WRITTEN INSTRUCTION: Pull every line that holds the word "JSON" from the entries.

TASK INPUT:
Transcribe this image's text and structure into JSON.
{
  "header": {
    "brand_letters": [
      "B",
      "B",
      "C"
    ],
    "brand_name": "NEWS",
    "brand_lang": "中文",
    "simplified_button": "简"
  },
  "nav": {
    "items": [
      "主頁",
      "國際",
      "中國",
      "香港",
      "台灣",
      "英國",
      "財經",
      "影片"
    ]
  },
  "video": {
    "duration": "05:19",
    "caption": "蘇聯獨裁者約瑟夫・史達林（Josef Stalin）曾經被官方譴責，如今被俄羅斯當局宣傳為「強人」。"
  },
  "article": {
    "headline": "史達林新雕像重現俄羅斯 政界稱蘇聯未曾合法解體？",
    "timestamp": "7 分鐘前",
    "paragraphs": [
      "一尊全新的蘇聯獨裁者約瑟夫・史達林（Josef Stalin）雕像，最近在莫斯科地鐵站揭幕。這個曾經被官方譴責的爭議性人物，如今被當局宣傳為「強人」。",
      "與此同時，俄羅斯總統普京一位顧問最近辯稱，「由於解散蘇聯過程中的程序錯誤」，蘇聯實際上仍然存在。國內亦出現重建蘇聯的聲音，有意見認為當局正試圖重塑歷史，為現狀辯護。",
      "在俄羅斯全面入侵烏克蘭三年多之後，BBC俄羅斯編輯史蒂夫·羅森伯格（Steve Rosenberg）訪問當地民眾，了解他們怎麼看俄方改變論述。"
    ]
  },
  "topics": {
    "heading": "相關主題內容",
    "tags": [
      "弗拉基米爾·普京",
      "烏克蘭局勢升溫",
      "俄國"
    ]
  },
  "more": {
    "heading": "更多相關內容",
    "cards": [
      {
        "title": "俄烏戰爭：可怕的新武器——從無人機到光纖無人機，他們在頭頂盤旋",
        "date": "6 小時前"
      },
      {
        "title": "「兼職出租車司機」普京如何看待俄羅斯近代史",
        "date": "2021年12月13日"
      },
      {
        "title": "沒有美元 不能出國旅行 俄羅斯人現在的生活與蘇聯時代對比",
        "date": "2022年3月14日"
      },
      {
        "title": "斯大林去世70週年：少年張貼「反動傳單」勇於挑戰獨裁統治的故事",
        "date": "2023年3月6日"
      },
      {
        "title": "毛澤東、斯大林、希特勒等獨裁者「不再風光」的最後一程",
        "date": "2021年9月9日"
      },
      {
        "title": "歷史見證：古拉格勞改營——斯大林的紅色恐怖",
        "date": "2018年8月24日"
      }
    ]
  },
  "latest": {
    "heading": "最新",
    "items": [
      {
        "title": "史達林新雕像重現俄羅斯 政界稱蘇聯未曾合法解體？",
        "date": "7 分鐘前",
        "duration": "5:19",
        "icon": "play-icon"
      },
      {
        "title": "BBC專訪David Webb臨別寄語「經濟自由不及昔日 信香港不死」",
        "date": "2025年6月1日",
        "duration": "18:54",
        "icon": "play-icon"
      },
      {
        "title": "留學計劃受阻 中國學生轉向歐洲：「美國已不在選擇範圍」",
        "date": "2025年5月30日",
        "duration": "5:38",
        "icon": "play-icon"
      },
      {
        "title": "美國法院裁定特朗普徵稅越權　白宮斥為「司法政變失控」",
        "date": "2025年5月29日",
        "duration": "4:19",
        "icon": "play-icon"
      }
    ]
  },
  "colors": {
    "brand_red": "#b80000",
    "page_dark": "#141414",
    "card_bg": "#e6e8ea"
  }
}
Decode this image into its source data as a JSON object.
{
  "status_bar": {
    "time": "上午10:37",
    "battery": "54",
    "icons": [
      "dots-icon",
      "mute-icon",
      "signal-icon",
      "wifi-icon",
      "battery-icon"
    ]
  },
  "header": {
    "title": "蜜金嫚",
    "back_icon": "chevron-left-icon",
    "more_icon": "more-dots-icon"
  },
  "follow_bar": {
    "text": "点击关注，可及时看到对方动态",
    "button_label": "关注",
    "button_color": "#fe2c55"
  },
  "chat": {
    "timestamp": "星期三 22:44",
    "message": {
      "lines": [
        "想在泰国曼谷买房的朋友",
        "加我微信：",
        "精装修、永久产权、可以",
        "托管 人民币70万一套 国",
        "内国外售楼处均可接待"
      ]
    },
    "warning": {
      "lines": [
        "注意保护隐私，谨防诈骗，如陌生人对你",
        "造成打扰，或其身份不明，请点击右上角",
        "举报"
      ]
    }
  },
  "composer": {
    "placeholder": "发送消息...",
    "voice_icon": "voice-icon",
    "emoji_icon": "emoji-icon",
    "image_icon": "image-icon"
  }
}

CORRECT RESPONSE:
Transcribe this image's text and structure into JSON.
Decode this image into its source data as a JSON object.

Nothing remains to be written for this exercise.